--- Start ---
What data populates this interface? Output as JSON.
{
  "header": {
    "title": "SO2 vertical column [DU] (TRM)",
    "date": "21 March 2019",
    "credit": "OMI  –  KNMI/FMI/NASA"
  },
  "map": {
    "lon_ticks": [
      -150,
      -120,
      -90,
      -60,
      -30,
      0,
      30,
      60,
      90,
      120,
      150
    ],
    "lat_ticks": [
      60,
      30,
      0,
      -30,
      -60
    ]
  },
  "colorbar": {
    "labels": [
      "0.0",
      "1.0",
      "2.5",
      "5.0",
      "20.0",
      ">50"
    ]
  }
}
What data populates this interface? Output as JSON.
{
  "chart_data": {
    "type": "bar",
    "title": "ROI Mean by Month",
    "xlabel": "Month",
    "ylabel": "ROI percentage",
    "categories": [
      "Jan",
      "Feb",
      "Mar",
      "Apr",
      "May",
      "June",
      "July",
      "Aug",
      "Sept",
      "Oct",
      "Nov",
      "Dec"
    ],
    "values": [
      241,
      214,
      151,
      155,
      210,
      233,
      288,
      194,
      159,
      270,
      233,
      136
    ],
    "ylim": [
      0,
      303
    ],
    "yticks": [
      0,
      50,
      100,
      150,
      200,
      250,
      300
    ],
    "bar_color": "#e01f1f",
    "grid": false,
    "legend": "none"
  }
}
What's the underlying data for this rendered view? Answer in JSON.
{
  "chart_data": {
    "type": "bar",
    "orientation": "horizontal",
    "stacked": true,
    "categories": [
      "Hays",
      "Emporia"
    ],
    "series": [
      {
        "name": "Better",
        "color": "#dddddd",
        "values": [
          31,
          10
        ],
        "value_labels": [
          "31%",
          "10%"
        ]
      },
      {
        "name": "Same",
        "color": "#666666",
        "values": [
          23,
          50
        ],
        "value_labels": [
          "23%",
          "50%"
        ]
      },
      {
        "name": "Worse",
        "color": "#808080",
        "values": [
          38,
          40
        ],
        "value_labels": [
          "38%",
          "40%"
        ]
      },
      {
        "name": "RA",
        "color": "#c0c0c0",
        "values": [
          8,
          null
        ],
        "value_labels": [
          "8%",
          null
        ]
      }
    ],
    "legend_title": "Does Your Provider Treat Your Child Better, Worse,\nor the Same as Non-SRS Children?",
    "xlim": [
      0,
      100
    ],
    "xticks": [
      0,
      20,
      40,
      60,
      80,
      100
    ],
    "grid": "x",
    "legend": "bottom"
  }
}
--- End ---
_Directive_
Would you give again, word for word, every line from the one with "What's the underlying" through the final line of the listing above?

_Reply_
What's the underlying data for this rendered view? Answer in JSON.
{
  "chart_data": {
    "type": "bar",
    "orientation": "horizontal",
    "stacked": true,
    "categories": [
      "Hays",
      "Emporia"
    ],
    "series": [
      {
        "name": "Better",
        "color": "#dddddd",
        "values": [
          31,
          10
        ],
        "value_labels": [
          "31%",
          "10%"
        ]
      },
      {
        "name": "Same",
        "color": "#666666",
        "values": [
          23,
          50
        ],
        "value_labels": [
          "23%",
          "50%"
        ]
      },
      {
        "name": "Worse",
        "color": "#808080",
        "values": [
          38,
          40
        ],
        "value_labels": [
          "38%",
          "40%"
        ]
      },
      {
        "name": "RA",
        "color": "#c0c0c0",
        "values": [
          8,
          null
        ],
        "value_labels": [
          "8%",
          null
        ]
      }
    ],
    "legend_title": "Does Your Provider Treat Your Child Better, Worse,\nor the Same as Non-SRS Children?",
    "xlim": [
      0,
      100
    ],
    "xticks": [
      0,
      20,
      40,
      60,
      80,
      100
    ],
    "grid": "x",
    "legend": "bottom"
  }
}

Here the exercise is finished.